▶ Given request
Return all the data below as it stands, minus the pictures.
— start —
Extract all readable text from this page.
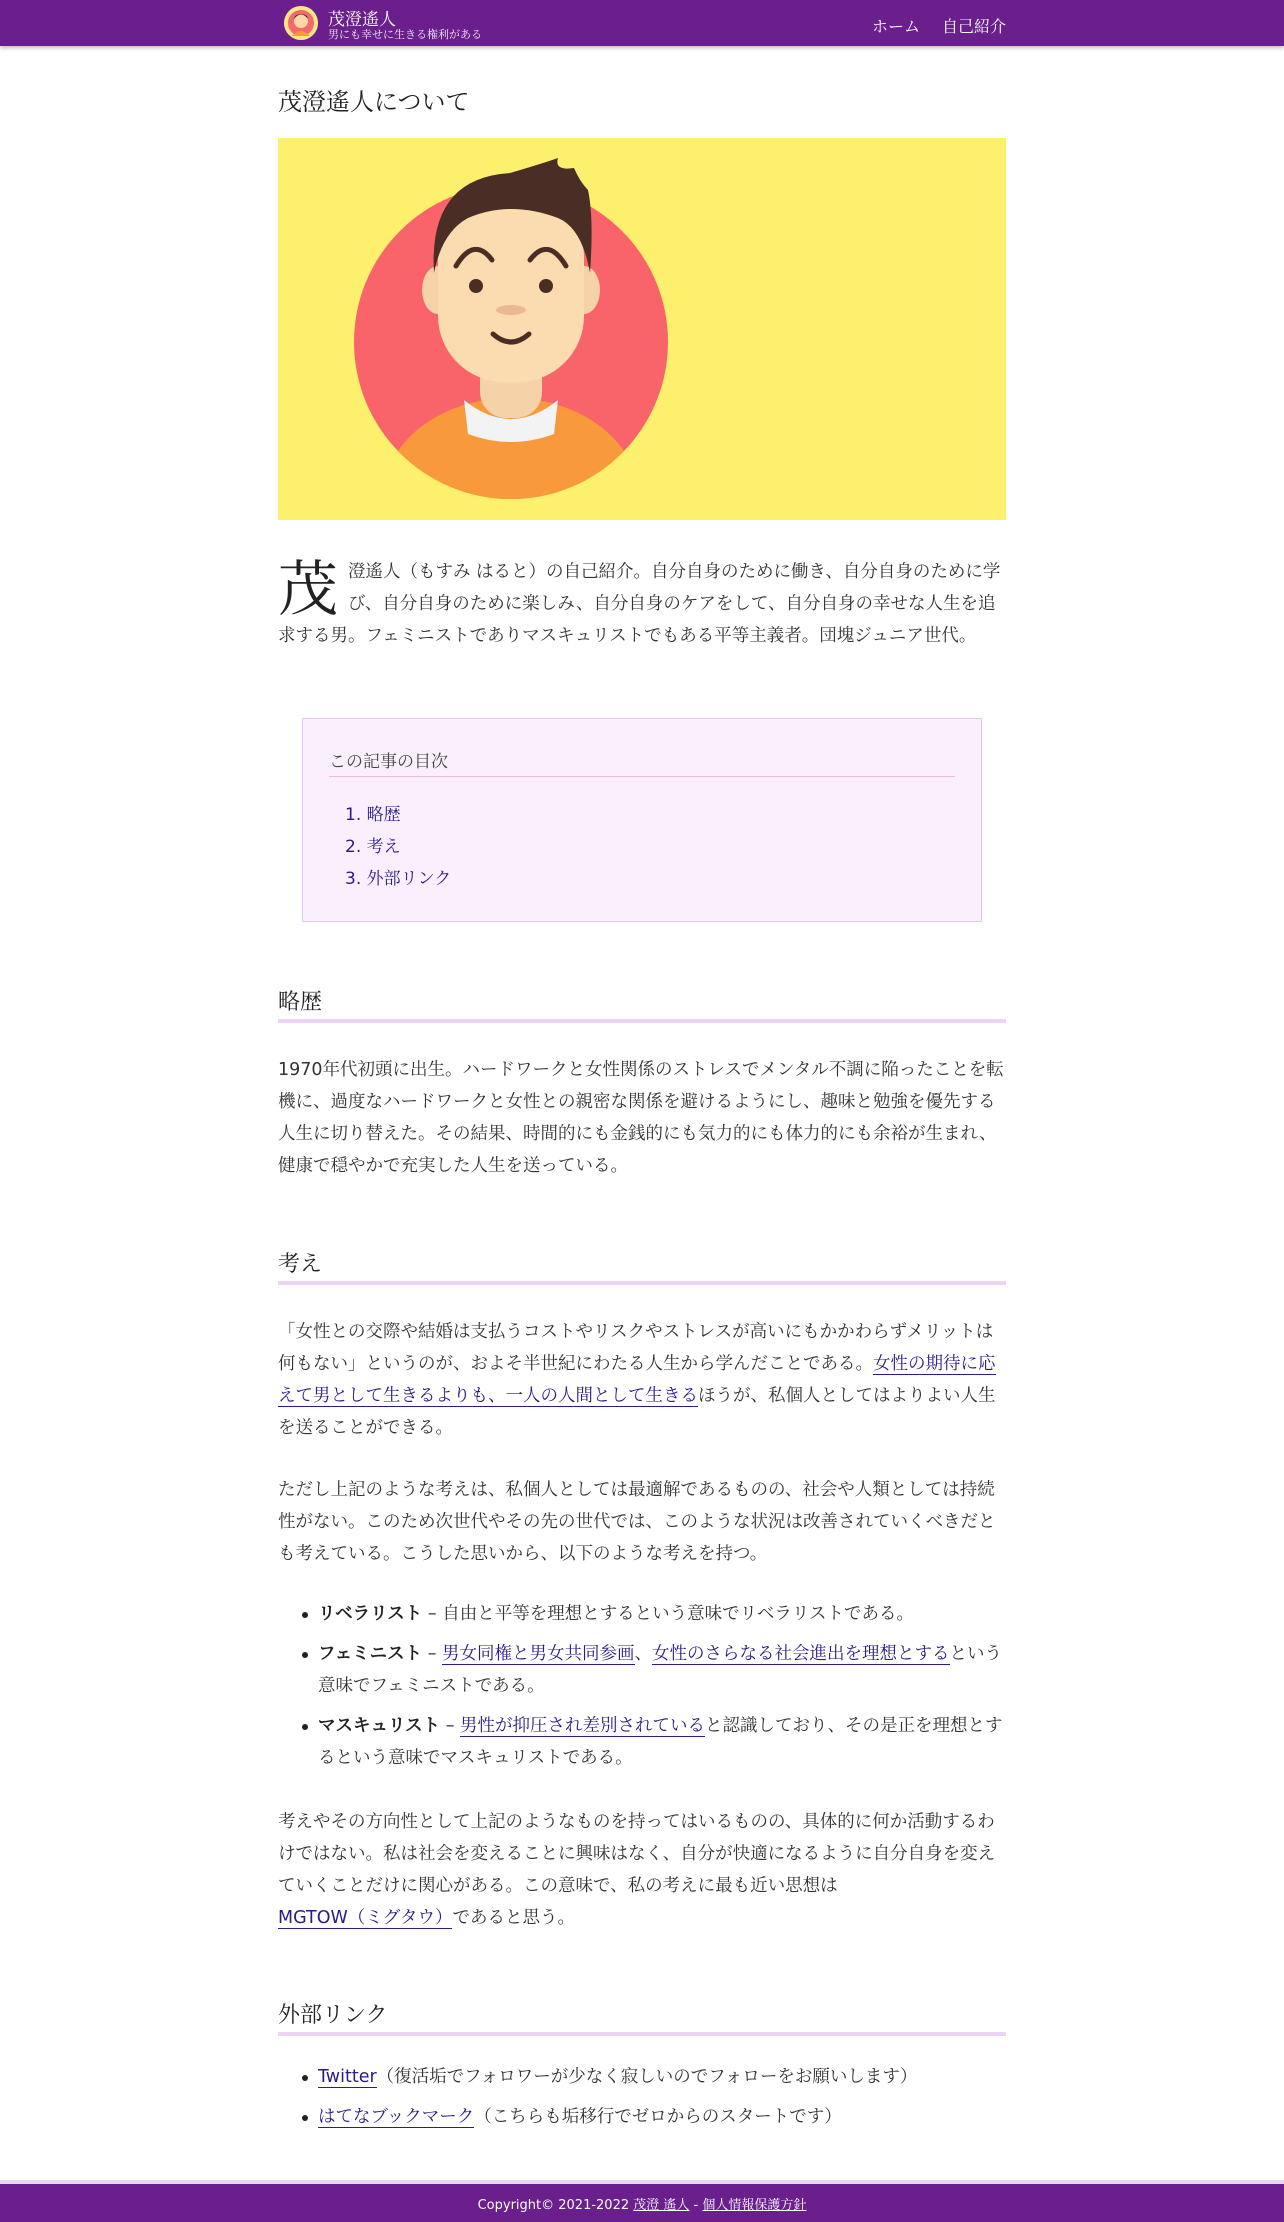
茂澄遙人
男にも幸せに生きる権利がある	ホーム 自己紹介
茂澄遙人について
茂澄遙人（もすみ はると）の自己紹介。自分自身のために働き、自分自身のために学び、自分自身のために楽しみ、自分自身のケアをして、自分自身の幸せな人生を追求する男。フェミニストでありマスキュリストでもある平等主義者。団塊ジュニア世代。
この記事の目次
1. 略歴
2. 考え
3. 外部リンク
略歴
1970年代初頭に出生。ハードワークと女性関係のストレスでメンタル不調に陥ったことを転機に、過度なハードワークと女性との親密な関係を避けるようにし、趣味と勉強を優先する人生に切り替えた。その結果、時間的にも金銭的にも気力的にも体力的にも余裕が生まれ、健康で穏やかで充実した人生を送っている。
考え
「女性との交際や結婚は支払うコストやリスクやストレスが高いにもかかわらずメリットは何もない」というのが、およそ半世紀にわたる人生から学んだことである。女性の期待に応えて男として生きるよりも、一人の人間として生きるほうが、私個人としてはよりよい人生を送ることができる。
ただし上記のような考えは、私個人としては最適解であるものの、社会や人類としては持続性がない。このため次世代やその先の世代では、このような状況は改善されていくべきだとも考えている。こうした思いから、以下のような考えを持つ。
リベラリスト – 自由と平等を理想とするという意味でリベラリストである。
フェミニスト – 男女同権と男女共同参画、女性のさらなる社会進出を理想とするという意味でフェミニストである。
マスキュリスト – 男性が抑圧され差別されていると認識しており、その是正を理想とするという意味でマスキュリストである。
考えやその方向性として上記のようなものを持ってはいるものの、具体的に何か活動するわけではない。私は社会を変えることに興味はなく、自分が快適になるように自分自身を変えていくことだけに関心がある。この意味で、私の考えに最も近い思想はMGTOW（ミグタウ）であると思う。
外部リンク
Twitter（復活垢でフォロワーが少なく寂しいのでフォローをお願いします）
はてなブックマーク（こちらも垢移行でゼロからのスタートです）
Copyright© 2021-2022 茂澄 遙人 - 個人情報保護方針
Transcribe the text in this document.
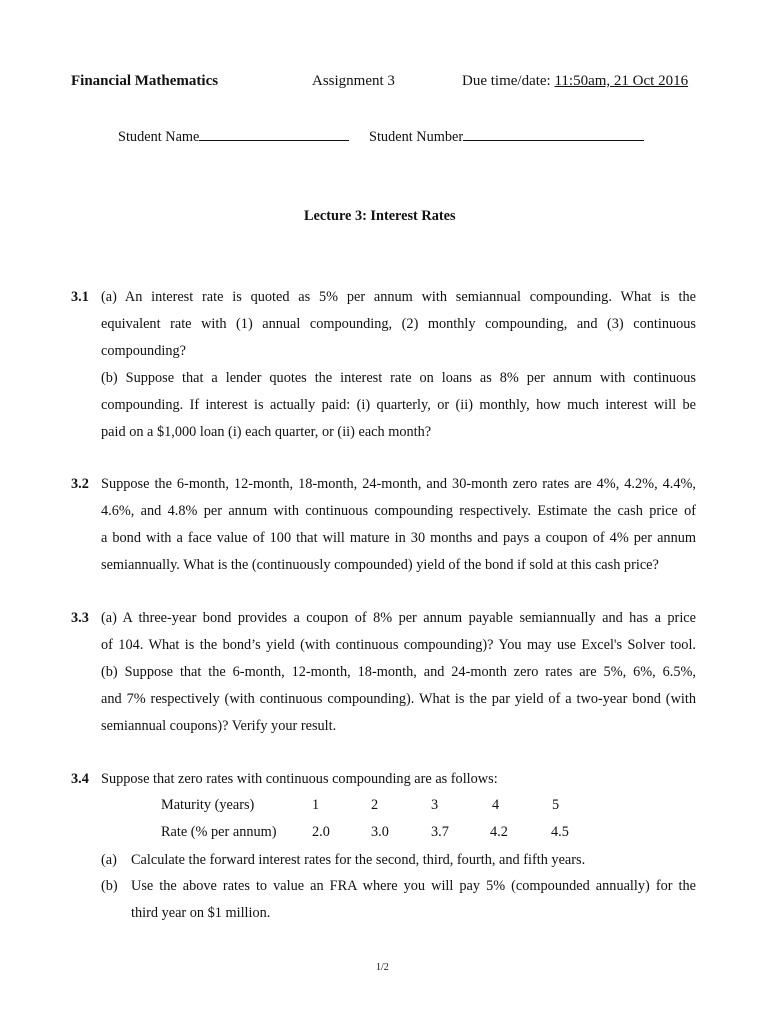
Financial Mathematics	Assignment 3	Due time/date: 11:50am, 21 Oct 2016
Student Name	Student Number
Lecture 3: Interest Rates
3.1 (a) An interest rate is quoted as 5% per annum with semiannual compounding. What is the
equivalent rate with (1) annual compounding, (2) monthly compounding, and (3) continuous
compounding?
(b) Suppose that a lender quotes the interest rate on loans as 8% per annum with continuous
compounding. If interest is actually paid: (i) quarterly, or (ii) monthly, how much interest will be
paid on a $1,000 loan (i) each quarter, or (ii) each month?
3.2 Suppose the 6-month, 12-month, 18-month, 24-month, and 30-month zero rates are 4%, 4.2%, 4.4%,
4.6%, and 4.8% per annum with continuous compounding respectively. Estimate the cash price of
a bond with a face value of 100 that will mature in 30 months and pays a coupon of 4% per annum
semiannually. What is the (continuously compounded) yield of the bond if sold at this cash price?
3.3 (a) A three-year bond provides a coupon of 8% per annum payable semiannually and has a price
of 104. What is the bond’s yield (with continuous compounding)? You may use Excel's Solver tool.
(b) Suppose that the 6-month, 12-month, 18-month, and 24-month zero rates are 5%, 6%, 6.5%,
and 7% respectively (with continuous compounding). What is the par yield of a two-year bond (with
semiannual coupons)? Verify your result.
3.4 Suppose that zero rates with continuous compounding are as follows:
Maturity (years)	1	2	3	4	5
Rate (% per annum) 2.0	3.0	3.7	4.2	4.5
(a) Calculate the forward interest rates for the second, third, fourth, and fifth years.
(b) Use the above rates to value an FRA where you will pay 5% (compounded annually) for the
third year on $1 million.
1/2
— end —
▶ Response for this exercise
Extract all readable text from this page.
茂澄遙人
男にも幸せに生きる権利がある	ホーム 自己紹介
茂澄遙人について
茂澄遙人（もすみ はると）の自己紹介。自分自身のために働き、自分自身のために学び、自分自身のために楽しみ、自分自身のケアをして、自分自身の幸せな人生を追求する男。フェミニストでありマスキュリストでもある平等主義者。団塊ジュニア世代。
この記事の目次
1. 略歴
2. 考え
3. 外部リンク
略歴
1970年代初頭に出生。ハードワークと女性関係のストレスでメンタル不調に陥ったことを転機に、過度なハードワークと女性との親密な関係を避けるようにし、趣味と勉強を優先する人生に切り替えた。その結果、時間的にも金銭的にも気力的にも体力的にも余裕が生まれ、健康で穏やかで充実した人生を送っている。
考え
「女性との交際や結婚は支払うコストやリスクやストレスが高いにもかかわらずメリットは何もない」というのが、およそ半世紀にわたる人生から学んだことである。女性の期待に応えて男として生きるよりも、一人の人間として生きるほうが、私個人としてはよりよい人生を送ることができる。
ただし上記のような考えは、私個人としては最適解であるものの、社会や人類としては持続性がない。このため次世代やその先の世代では、このような状況は改善されていくべきだとも考えている。こうした思いから、以下のような考えを持つ。
リベラリスト – 自由と平等を理想とするという意味でリベラリストである。
フェミニスト – 男女同権と男女共同参画、女性のさらなる社会進出を理想とするという意味でフェミニストである。
マスキュリスト – 男性が抑圧され差別されていると認識しており、その是正を理想とするという意味でマスキュリストである。
考えやその方向性として上記のようなものを持ってはいるものの、具体的に何か活動するわけではない。私は社会を変えることに興味はなく、自分が快適になるように自分自身を変えていくことだけに関心がある。この意味で、私の考えに最も近い思想はMGTOW（ミグタウ）であると思う。
外部リンク
Twitter（復活垢でフォロワーが少なく寂しいのでフォローをお願いします）
はてなブックマーク（こちらも垢移行でゼロからのスタートです）
Copyright© 2021-2022 茂澄 遙人 - 個人情報保護方針
Transcribe the text in this document.
Financial Mathematics	Assignment 3	Due time/date: 11:50am, 21 Oct 2016
Student Name	Student Number
Lecture 3: Interest Rates
3.1 (a) An interest rate is quoted as 5% per annum with semiannual compounding. What is the
equivalent rate with (1) annual compounding, (2) monthly compounding, and (3) continuous
compounding?
(b) Suppose that a lender quotes the interest rate on loans as 8% per annum with continuous
compounding. If interest is actually paid: (i) quarterly, or (ii) monthly, how much interest will be
paid on a $1,000 loan (i) each quarter, or (ii) each month?
3.2 Suppose the 6-month, 12-month, 18-month, 24-month, and 30-month zero rates are 4%, 4.2%, 4.4%,
4.6%, and 4.8% per annum with continuous compounding respectively. Estimate the cash price of
a bond with a face value of 100 that will mature in 30 months and pays a coupon of 4% per annum
semiannually. What is the (continuously compounded) yield of the bond if sold at this cash price?
3.3 (a) A three-year bond provides a coupon of 8% per annum payable semiannually and has a price
of 104. What is the bond’s yield (with continuous compounding)? You may use Excel's Solver tool.
(b) Suppose that the 6-month, 12-month, 18-month, and 24-month zero rates are 5%, 6%, 6.5%,
and 7% respectively (with continuous compounding). What is the par yield of a two-year bond (with
semiannual coupons)? Verify your result.
3.4 Suppose that zero rates with continuous compounding are as follows:
Maturity (years)	1	2	3	4	5
Rate (% per annum) 2.0	3.0	3.7	4.2	4.5
(a) Calculate the forward interest rates for the second, third, fourth, and fifth years.
(b) Use the above rates to value an FRA where you will pay 5% (compounded annually) for the
third year on $1 million.
1/2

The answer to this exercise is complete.